Collected data entries
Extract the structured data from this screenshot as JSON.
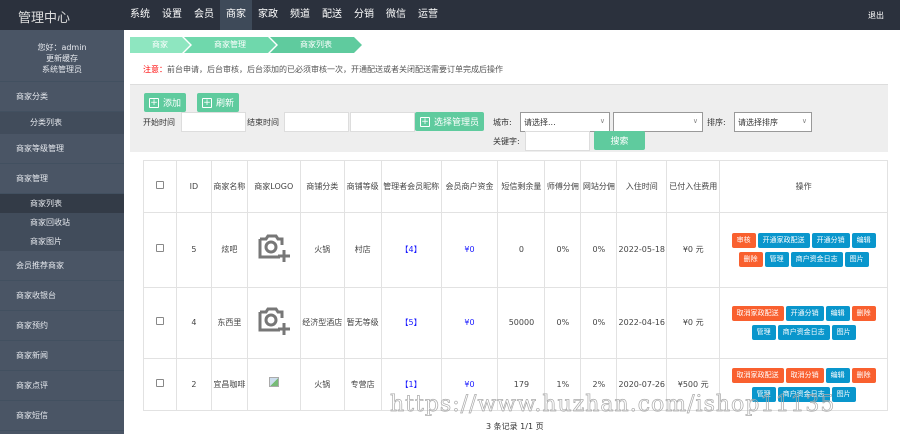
{
  "header": {
    "logo": "管理中心",
    "nav": [
      "系统",
      "设置",
      "会员",
      "商家",
      "家政",
      "频道",
      "配送",
      "分销",
      "微信",
      "运营"
    ],
    "active_nav": 3,
    "logout": "退出"
  },
  "sidebar": {
    "greeting": "您好：admin",
    "refresh_cache": "更新缓存",
    "role": "系统管理员",
    "groups": [
      {
        "label": "商家分类",
        "sub": [
          "分类列表"
        ]
      },
      {
        "label": "商家等级管理",
        "sub": []
      },
      {
        "label": "商家管理",
        "sub": [
          "商家列表",
          "商家回收站",
          "商家图片"
        ]
      },
      {
        "label": "会员推荐商家",
        "sub": []
      },
      {
        "label": "商家收银台",
        "sub": []
      },
      {
        "label": "商家预约",
        "sub": []
      },
      {
        "label": "商家新闻",
        "sub": []
      },
      {
        "label": "商家点评",
        "sub": []
      },
      {
        "label": "商家短信",
        "sub": []
      }
    ]
  },
  "breadcrumb": [
    "商家",
    "商家管理",
    "商家列表"
  ],
  "notice": {
    "label": "注意：",
    "text": "前台申请，后台审核，后台添加的已必须审核一次，开通配送或者关闭配送需要订单完成后操作"
  },
  "filters": {
    "add": "添加",
    "refresh": "刷新",
    "start_time": "开始时间",
    "end_time": "结束时间",
    "choose_admin": "选择管理员",
    "city": "城市:",
    "city_placeholder": "请选择...",
    "sort": "排序:",
    "sort_placeholder": "请选择排序",
    "keyword": "关键字:",
    "search": "搜索"
  },
  "table": {
    "headers": [
      "ID",
      "商家名称",
      "商家LOGO",
      "商铺分类",
      "商铺等级",
      "管理者会员昵称",
      "会员商户资金",
      "短信剩余量",
      "师傅分佣",
      "网站分佣",
      "入住时间",
      "已付入住费用",
      "操作"
    ],
    "rows": [
      {
        "id": "5",
        "name": "炫吧",
        "category": "火锅",
        "level": "村店",
        "admin": "【4】",
        "funds": "¥0",
        "sms": "0",
        "master": "0%",
        "site": "0%",
        "date": "2022-05-18",
        "fee": "¥0 元",
        "ops": [
          [
            "审核",
            "o"
          ],
          [
            "开通家政配送",
            "b"
          ],
          [
            "开通分销",
            "b"
          ],
          [
            "编辑",
            "b"
          ],
          [
            "删除",
            "o"
          ],
          [
            "管理",
            "b"
          ],
          [
            "商户资金日志",
            "b"
          ],
          [
            "图片",
            "b"
          ]
        ]
      },
      {
        "id": "4",
        "name": "东西里",
        "category": "经济型酒店",
        "level": "暂无等级",
        "admin": "【5】",
        "funds": "¥0",
        "sms": "50000",
        "master": "0%",
        "site": "0%",
        "date": "2022-04-16",
        "fee": "¥0 元",
        "ops": [
          [
            "取消家政配送",
            "o"
          ],
          [
            "开通分销",
            "b"
          ],
          [
            "编辑",
            "b"
          ],
          [
            "删除",
            "o"
          ],
          [
            "管理",
            "b"
          ],
          [
            "商户资金日志",
            "b"
          ],
          [
            "图片",
            "b"
          ]
        ]
      },
      {
        "id": "2",
        "name": "宜昌咖啡",
        "category": "火锅",
        "level": "专营店",
        "admin": "【1】",
        "funds": "¥0",
        "sms": "179",
        "master": "1%",
        "site": "2%",
        "date": "2020-07-26",
        "fee": "¥500 元",
        "ops": [
          [
            "取消家政配送",
            "o"
          ],
          [
            "取消分销",
            "o"
          ],
          [
            "编辑",
            "b"
          ],
          [
            "删除",
            "o"
          ],
          [
            "管理",
            "b"
          ],
          [
            "商户资金日志",
            "b"
          ],
          [
            "图片",
            "b"
          ]
        ]
      }
    ]
  },
  "footer": "3 条记录 1/1 页",
  "watermark": "https://www.huzhan.com/ishop11135"
}
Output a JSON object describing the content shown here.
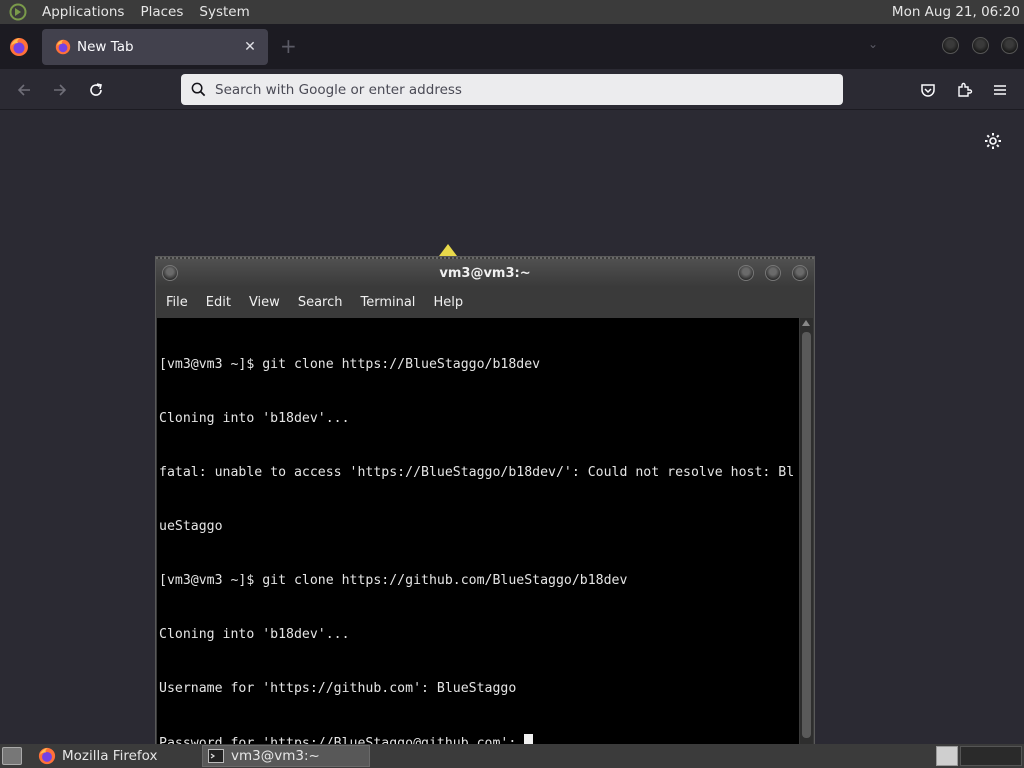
{
  "top_panel": {
    "menus": [
      "Applications",
      "Places",
      "System"
    ],
    "clock": "Mon Aug 21, 06:20"
  },
  "browser": {
    "tab_title": "New Tab",
    "address_placeholder": "Search with Google or enter address"
  },
  "terminal": {
    "title": "vm3@vm3:~",
    "menus": [
      "File",
      "Edit",
      "View",
      "Search",
      "Terminal",
      "Help"
    ],
    "lines": [
      "[vm3@vm3 ~]$ git clone https://BlueStaggo/b18dev",
      "Cloning into 'b18dev'...",
      "fatal: unable to access 'https://BlueStaggo/b18dev/': Could not resolve host: Bl",
      "ueStaggo",
      "[vm3@vm3 ~]$ git clone https://github.com/BlueStaggo/b18dev",
      "Cloning into 'b18dev'...",
      "Username for 'https://github.com': BlueStaggo",
      "Password for 'https://BlueStaggo@github.com': "
    ]
  },
  "taskbar": {
    "items": [
      "Mozilla Firefox",
      "vm3@vm3:~"
    ]
  },
  "colors": {
    "terminal_bg": "#000000",
    "browser_bg": "#2b2a33",
    "panel_bg": "#3b3b3b",
    "highlight": "#e8d84a"
  }
}
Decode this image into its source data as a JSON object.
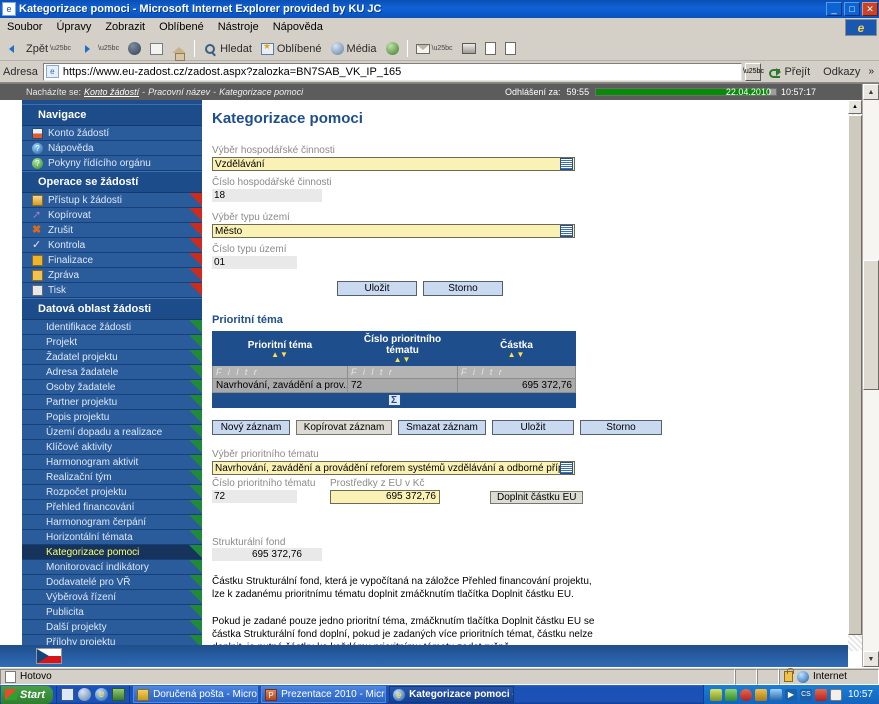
{
  "window": {
    "title": "Kategorizace pomoci - Microsoft Internet Explorer provided by KU JC",
    "minimize_label": "_",
    "maximize_label": "□",
    "close_label": "✕"
  },
  "menubar": {
    "items": [
      "Soubor",
      "Úpravy",
      "Zobrazit",
      "Oblíbené",
      "Nástroje",
      "Nápověda"
    ]
  },
  "toolbar": {
    "back": "Zpět",
    "forward": "",
    "search": "Hledat",
    "favorites": "Oblíbené",
    "media": "Média"
  },
  "address": {
    "label": "Adresa",
    "url": "https://www.eu-zadost.cz/zadost.aspx?zalozka=BN7SAB_VK_IP_165",
    "go_label": "Přejít",
    "links_label": "Odkazy",
    "chevron": "»"
  },
  "page_topbar": {
    "breadcrumb_prefix": "Nacházíte se:",
    "breadcrumb_link": "Konto žádostí",
    "breadcrumb_sep1": "-",
    "breadcrumb_mid": "Pracovní název",
    "breadcrumb_sep2": "-",
    "breadcrumb_current": "Kategorizace pomoci",
    "session_label": "Odhlášení za:",
    "session_time": "59:55",
    "date": "22.04.2010",
    "time": "10:57:17"
  },
  "sidebar": {
    "groups": [
      {
        "title": "Navigace",
        "items": [
          {
            "label": "Konto žádostí",
            "icon": "account-icon",
            "corner": "none"
          },
          {
            "label": "Nápověda",
            "icon": "help-blue-icon",
            "corner": "none"
          },
          {
            "label": "Pokyny řídícího orgánu",
            "icon": "help-green-icon",
            "corner": "none"
          }
        ]
      },
      {
        "title": "Operace se žádostí",
        "items": [
          {
            "label": "Přístup k žádosti",
            "icon": "users-icon",
            "corner": "red"
          },
          {
            "label": "Kopírovat",
            "icon": "copy-icon",
            "corner": "red"
          },
          {
            "label": "Zrušit",
            "icon": "cancel-icon",
            "corner": "red"
          },
          {
            "label": "Kontrola",
            "icon": "check-icon",
            "corner": "red"
          },
          {
            "label": "Finalizace",
            "icon": "lock-icon",
            "corner": "red"
          },
          {
            "label": "Zpráva",
            "icon": "message-icon",
            "corner": "red"
          },
          {
            "label": "Tisk",
            "icon": "print-icon",
            "corner": "red"
          }
        ]
      },
      {
        "title": "Datová oblast žádosti",
        "items": [
          {
            "label": "Identifikace žádosti",
            "corner": "green"
          },
          {
            "label": "Projekt",
            "corner": "green"
          },
          {
            "label": "Žadatel projektu",
            "corner": "green"
          },
          {
            "label": "Adresa žadatele",
            "corner": "green"
          },
          {
            "label": "Osoby žadatele",
            "corner": "green"
          },
          {
            "label": "Partner projektu",
            "corner": "green"
          },
          {
            "label": "Popis projektu",
            "corner": "green"
          },
          {
            "label": "Území dopadu a realizace",
            "corner": "green"
          },
          {
            "label": "Klíčové aktivity",
            "corner": "green"
          },
          {
            "label": "Harmonogram aktivit",
            "corner": "green"
          },
          {
            "label": "Realizační tým",
            "corner": "green"
          },
          {
            "label": "Rozpočet projektu",
            "corner": "green"
          },
          {
            "label": "Přehled financování",
            "corner": "green"
          },
          {
            "label": "Harmonogram čerpání",
            "corner": "green"
          },
          {
            "label": "Horizontální témata",
            "corner": "green"
          },
          {
            "label": "Kategorizace pomoci",
            "corner": "green",
            "active": true
          },
          {
            "label": "Monitorovací indikátory",
            "corner": "green"
          },
          {
            "label": "Dodavatelé pro VŘ",
            "corner": "green"
          },
          {
            "label": "Výběrová řízení",
            "corner": "green"
          },
          {
            "label": "Publicita",
            "corner": "green"
          },
          {
            "label": "Další projekty",
            "corner": "green"
          },
          {
            "label": "Přílohy projektu",
            "corner": "green"
          }
        ]
      }
    ]
  },
  "main": {
    "title": "Kategorizace pomoci",
    "economic_activity": {
      "label": "Výběr hospodářské činnosti",
      "value": "Vzdělávání"
    },
    "economic_activity_number": {
      "label": "Číslo hospodářské činnosti",
      "value": "18"
    },
    "territory_type": {
      "label": "Výběr typu území",
      "value": "Město"
    },
    "territory_type_number": {
      "label": "Číslo typu území",
      "value": "01"
    },
    "top_buttons": {
      "save": "Uložit",
      "cancel": "Storno"
    },
    "priority_theme_section": {
      "title": "Prioritní téma",
      "columns": [
        "Prioritní téma",
        "Číslo prioritního tématu",
        "Částka"
      ],
      "sort_arrows": "▲▼",
      "filter_placeholder": "F i l t r",
      "rows": [
        {
          "theme": "Navrhování, zavádění a prov...",
          "number": "72",
          "amount": "695 372,76"
        }
      ],
      "sum_icon": "Σ"
    },
    "grid_buttons": {
      "new": "Nový záznam",
      "copy": "Kopírovat záznam",
      "delete": "Smazat záznam",
      "save": "Uložit",
      "cancel": "Storno"
    },
    "priority_theme_select": {
      "label": "Výběr prioritního tématu",
      "value": "Navrhování, zavádění a provádění reforem systémů vzdělávání a odborné přípravy s cíler"
    },
    "priority_theme_number": {
      "label": "Číslo prioritního tématu",
      "value": "72"
    },
    "eu_funds": {
      "label": "Prostředky z EU v Kč",
      "value": "695 372,76"
    },
    "fill_eu_button": "Doplnit částku EU",
    "structural_fund": {
      "label": "Strukturální fond",
      "value": "695 372,76"
    },
    "notes": [
      "Částku Strukturální fond, která je vypočítaná na záložce Přehled financování projektu, lze k zadanému prioritnímu tématu doplnit zmáčknutím tlačítka Doplnit částku EU.",
      "Pokud je zadané pouze jedno prioritní téma, zmáčknutím tlačítka Doplnit částku EU se částka Strukturální fond doplní, pokud je zadaných více prioritních témat, částku nelze doplnit, je nutné částku ke každému prioritnímu tématu zadat ručně."
    ]
  },
  "statusbar": {
    "status": "Hotovo",
    "zone": "Internet"
  },
  "taskbar": {
    "start": "Start",
    "items": [
      {
        "label": "Doručená pošta - Microso...",
        "icon": "outlook-icon",
        "active": false
      },
      {
        "label": "Prezentace 2010 - Micros...",
        "icon": "powerpoint-icon",
        "active": false
      },
      {
        "label": "Kategorizace pomoci -...",
        "icon": "ie-icon",
        "active": true
      }
    ],
    "tray_time": "10:57"
  },
  "colors": {
    "brand_blue": "#1f4e8c",
    "sidebar_item": "#2a5c9c",
    "active_item_text": "#ffff66",
    "input_yellow": "#faf2b4",
    "grid_row": "#a9a9a9",
    "session_green": "#068c06"
  }
}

Task to carry out - Looking at the records above, work out how many lines include the string "prioritnímu". Give the number and nothing else.

Solution - 2